• [Task instructions]:
In the copy, include every entry exactly but none of the pictures.

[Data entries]
** BEGIN **

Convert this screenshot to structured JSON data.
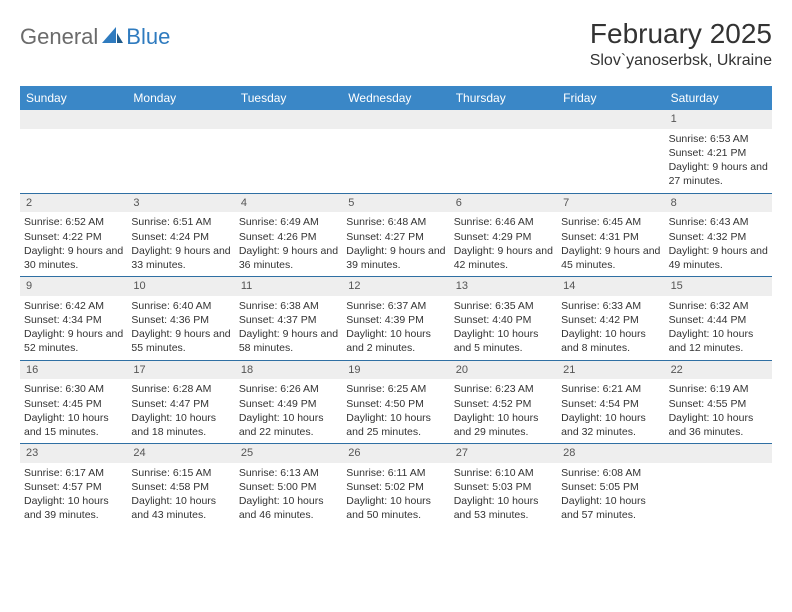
{
  "logo": {
    "general": "General",
    "blue": "Blue"
  },
  "title": "February 2025",
  "location": "Slov`yanoserbsk, Ukraine",
  "accent_color": "#3a87c7",
  "grid_border_color": "#2f6fa3",
  "daynum_bg": "#eeeeee",
  "weekdays": [
    "Sunday",
    "Monday",
    "Tuesday",
    "Wednesday",
    "Thursday",
    "Friday",
    "Saturday"
  ],
  "weeks": [
    [
      {
        "day": "",
        "lines": []
      },
      {
        "day": "",
        "lines": []
      },
      {
        "day": "",
        "lines": []
      },
      {
        "day": "",
        "lines": []
      },
      {
        "day": "",
        "lines": []
      },
      {
        "day": "",
        "lines": []
      },
      {
        "day": "1",
        "lines": [
          "Sunrise: 6:53 AM",
          "Sunset: 4:21 PM",
          "Daylight: 9 hours and 27 minutes."
        ]
      }
    ],
    [
      {
        "day": "2",
        "lines": [
          "Sunrise: 6:52 AM",
          "Sunset: 4:22 PM",
          "Daylight: 9 hours and 30 minutes."
        ]
      },
      {
        "day": "3",
        "lines": [
          "Sunrise: 6:51 AM",
          "Sunset: 4:24 PM",
          "Daylight: 9 hours and 33 minutes."
        ]
      },
      {
        "day": "4",
        "lines": [
          "Sunrise: 6:49 AM",
          "Sunset: 4:26 PM",
          "Daylight: 9 hours and 36 minutes."
        ]
      },
      {
        "day": "5",
        "lines": [
          "Sunrise: 6:48 AM",
          "Sunset: 4:27 PM",
          "Daylight: 9 hours and 39 minutes."
        ]
      },
      {
        "day": "6",
        "lines": [
          "Sunrise: 6:46 AM",
          "Sunset: 4:29 PM",
          "Daylight: 9 hours and 42 minutes."
        ]
      },
      {
        "day": "7",
        "lines": [
          "Sunrise: 6:45 AM",
          "Sunset: 4:31 PM",
          "Daylight: 9 hours and 45 minutes."
        ]
      },
      {
        "day": "8",
        "lines": [
          "Sunrise: 6:43 AM",
          "Sunset: 4:32 PM",
          "Daylight: 9 hours and 49 minutes."
        ]
      }
    ],
    [
      {
        "day": "9",
        "lines": [
          "Sunrise: 6:42 AM",
          "Sunset: 4:34 PM",
          "Daylight: 9 hours and 52 minutes."
        ]
      },
      {
        "day": "10",
        "lines": [
          "Sunrise: 6:40 AM",
          "Sunset: 4:36 PM",
          "Daylight: 9 hours and 55 minutes."
        ]
      },
      {
        "day": "11",
        "lines": [
          "Sunrise: 6:38 AM",
          "Sunset: 4:37 PM",
          "Daylight: 9 hours and 58 minutes."
        ]
      },
      {
        "day": "12",
        "lines": [
          "Sunrise: 6:37 AM",
          "Sunset: 4:39 PM",
          "Daylight: 10 hours and 2 minutes."
        ]
      },
      {
        "day": "13",
        "lines": [
          "Sunrise: 6:35 AM",
          "Sunset: 4:40 PM",
          "Daylight: 10 hours and 5 minutes."
        ]
      },
      {
        "day": "14",
        "lines": [
          "Sunrise: 6:33 AM",
          "Sunset: 4:42 PM",
          "Daylight: 10 hours and 8 minutes."
        ]
      },
      {
        "day": "15",
        "lines": [
          "Sunrise: 6:32 AM",
          "Sunset: 4:44 PM",
          "Daylight: 10 hours and 12 minutes."
        ]
      }
    ],
    [
      {
        "day": "16",
        "lines": [
          "Sunrise: 6:30 AM",
          "Sunset: 4:45 PM",
          "Daylight: 10 hours and 15 minutes."
        ]
      },
      {
        "day": "17",
        "lines": [
          "Sunrise: 6:28 AM",
          "Sunset: 4:47 PM",
          "Daylight: 10 hours and 18 minutes."
        ]
      },
      {
        "day": "18",
        "lines": [
          "Sunrise: 6:26 AM",
          "Sunset: 4:49 PM",
          "Daylight: 10 hours and 22 minutes."
        ]
      },
      {
        "day": "19",
        "lines": [
          "Sunrise: 6:25 AM",
          "Sunset: 4:50 PM",
          "Daylight: 10 hours and 25 minutes."
        ]
      },
      {
        "day": "20",
        "lines": [
          "Sunrise: 6:23 AM",
          "Sunset: 4:52 PM",
          "Daylight: 10 hours and 29 minutes."
        ]
      },
      {
        "day": "21",
        "lines": [
          "Sunrise: 6:21 AM",
          "Sunset: 4:54 PM",
          "Daylight: 10 hours and 32 minutes."
        ]
      },
      {
        "day": "22",
        "lines": [
          "Sunrise: 6:19 AM",
          "Sunset: 4:55 PM",
          "Daylight: 10 hours and 36 minutes."
        ]
      }
    ],
    [
      {
        "day": "23",
        "lines": [
          "Sunrise: 6:17 AM",
          "Sunset: 4:57 PM",
          "Daylight: 10 hours and 39 minutes."
        ]
      },
      {
        "day": "24",
        "lines": [
          "Sunrise: 6:15 AM",
          "Sunset: 4:58 PM",
          "Daylight: 10 hours and 43 minutes."
        ]
      },
      {
        "day": "25",
        "lines": [
          "Sunrise: 6:13 AM",
          "Sunset: 5:00 PM",
          "Daylight: 10 hours and 46 minutes."
        ]
      },
      {
        "day": "26",
        "lines": [
          "Sunrise: 6:11 AM",
          "Sunset: 5:02 PM",
          "Daylight: 10 hours and 50 minutes."
        ]
      },
      {
        "day": "27",
        "lines": [
          "Sunrise: 6:10 AM",
          "Sunset: 5:03 PM",
          "Daylight: 10 hours and 53 minutes."
        ]
      },
      {
        "day": "28",
        "lines": [
          "Sunrise: 6:08 AM",
          "Sunset: 5:05 PM",
          "Daylight: 10 hours and 57 minutes."
        ]
      },
      {
        "day": "",
        "lines": []
      }
    ]
  ]
}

** END **

• [Exercise response]:
Convert this screenshot to structured JSON data.
{
  "logo": {
    "general": "General",
    "blue": "Blue"
  },
  "title": "February 2025",
  "location": "Slov`yanoserbsk, Ukraine",
  "accent_color": "#3a87c7",
  "grid_border_color": "#2f6fa3",
  "daynum_bg": "#eeeeee",
  "weekdays": [
    "Sunday",
    "Monday",
    "Tuesday",
    "Wednesday",
    "Thursday",
    "Friday",
    "Saturday"
  ],
  "weeks": [
    [
      {
        "day": "",
        "lines": []
      },
      {
        "day": "",
        "lines": []
      },
      {
        "day": "",
        "lines": []
      },
      {
        "day": "",
        "lines": []
      },
      {
        "day": "",
        "lines": []
      },
      {
        "day": "",
        "lines": []
      },
      {
        "day": "1",
        "lines": [
          "Sunrise: 6:53 AM",
          "Sunset: 4:21 PM",
          "Daylight: 9 hours and 27 minutes."
        ]
      }
    ],
    [
      {
        "day": "2",
        "lines": [
          "Sunrise: 6:52 AM",
          "Sunset: 4:22 PM",
          "Daylight: 9 hours and 30 minutes."
        ]
      },
      {
        "day": "3",
        "lines": [
          "Sunrise: 6:51 AM",
          "Sunset: 4:24 PM",
          "Daylight: 9 hours and 33 minutes."
        ]
      },
      {
        "day": "4",
        "lines": [
          "Sunrise: 6:49 AM",
          "Sunset: 4:26 PM",
          "Daylight: 9 hours and 36 minutes."
        ]
      },
      {
        "day": "5",
        "lines": [
          "Sunrise: 6:48 AM",
          "Sunset: 4:27 PM",
          "Daylight: 9 hours and 39 minutes."
        ]
      },
      {
        "day": "6",
        "lines": [
          "Sunrise: 6:46 AM",
          "Sunset: 4:29 PM",
          "Daylight: 9 hours and 42 minutes."
        ]
      },
      {
        "day": "7",
        "lines": [
          "Sunrise: 6:45 AM",
          "Sunset: 4:31 PM",
          "Daylight: 9 hours and 45 minutes."
        ]
      },
      {
        "day": "8",
        "lines": [
          "Sunrise: 6:43 AM",
          "Sunset: 4:32 PM",
          "Daylight: 9 hours and 49 minutes."
        ]
      }
    ],
    [
      {
        "day": "9",
        "lines": [
          "Sunrise: 6:42 AM",
          "Sunset: 4:34 PM",
          "Daylight: 9 hours and 52 minutes."
        ]
      },
      {
        "day": "10",
        "lines": [
          "Sunrise: 6:40 AM",
          "Sunset: 4:36 PM",
          "Daylight: 9 hours and 55 minutes."
        ]
      },
      {
        "day": "11",
        "lines": [
          "Sunrise: 6:38 AM",
          "Sunset: 4:37 PM",
          "Daylight: 9 hours and 58 minutes."
        ]
      },
      {
        "day": "12",
        "lines": [
          "Sunrise: 6:37 AM",
          "Sunset: 4:39 PM",
          "Daylight: 10 hours and 2 minutes."
        ]
      },
      {
        "day": "13",
        "lines": [
          "Sunrise: 6:35 AM",
          "Sunset: 4:40 PM",
          "Daylight: 10 hours and 5 minutes."
        ]
      },
      {
        "day": "14",
        "lines": [
          "Sunrise: 6:33 AM",
          "Sunset: 4:42 PM",
          "Daylight: 10 hours and 8 minutes."
        ]
      },
      {
        "day": "15",
        "lines": [
          "Sunrise: 6:32 AM",
          "Sunset: 4:44 PM",
          "Daylight: 10 hours and 12 minutes."
        ]
      }
    ],
    [
      {
        "day": "16",
        "lines": [
          "Sunrise: 6:30 AM",
          "Sunset: 4:45 PM",
          "Daylight: 10 hours and 15 minutes."
        ]
      },
      {
        "day": "17",
        "lines": [
          "Sunrise: 6:28 AM",
          "Sunset: 4:47 PM",
          "Daylight: 10 hours and 18 minutes."
        ]
      },
      {
        "day": "18",
        "lines": [
          "Sunrise: 6:26 AM",
          "Sunset: 4:49 PM",
          "Daylight: 10 hours and 22 minutes."
        ]
      },
      {
        "day": "19",
        "lines": [
          "Sunrise: 6:25 AM",
          "Sunset: 4:50 PM",
          "Daylight: 10 hours and 25 minutes."
        ]
      },
      {
        "day": "20",
        "lines": [
          "Sunrise: 6:23 AM",
          "Sunset: 4:52 PM",
          "Daylight: 10 hours and 29 minutes."
        ]
      },
      {
        "day": "21",
        "lines": [
          "Sunrise: 6:21 AM",
          "Sunset: 4:54 PM",
          "Daylight: 10 hours and 32 minutes."
        ]
      },
      {
        "day": "22",
        "lines": [
          "Sunrise: 6:19 AM",
          "Sunset: 4:55 PM",
          "Daylight: 10 hours and 36 minutes."
        ]
      }
    ],
    [
      {
        "day": "23",
        "lines": [
          "Sunrise: 6:17 AM",
          "Sunset: 4:57 PM",
          "Daylight: 10 hours and 39 minutes."
        ]
      },
      {
        "day": "24",
        "lines": [
          "Sunrise: 6:15 AM",
          "Sunset: 4:58 PM",
          "Daylight: 10 hours and 43 minutes."
        ]
      },
      {
        "day": "25",
        "lines": [
          "Sunrise: 6:13 AM",
          "Sunset: 5:00 PM",
          "Daylight: 10 hours and 46 minutes."
        ]
      },
      {
        "day": "26",
        "lines": [
          "Sunrise: 6:11 AM",
          "Sunset: 5:02 PM",
          "Daylight: 10 hours and 50 minutes."
        ]
      },
      {
        "day": "27",
        "lines": [
          "Sunrise: 6:10 AM",
          "Sunset: 5:03 PM",
          "Daylight: 10 hours and 53 minutes."
        ]
      },
      {
        "day": "28",
        "lines": [
          "Sunrise: 6:08 AM",
          "Sunset: 5:05 PM",
          "Daylight: 10 hours and 57 minutes."
        ]
      },
      {
        "day": "",
        "lines": []
      }
    ]
  ]
}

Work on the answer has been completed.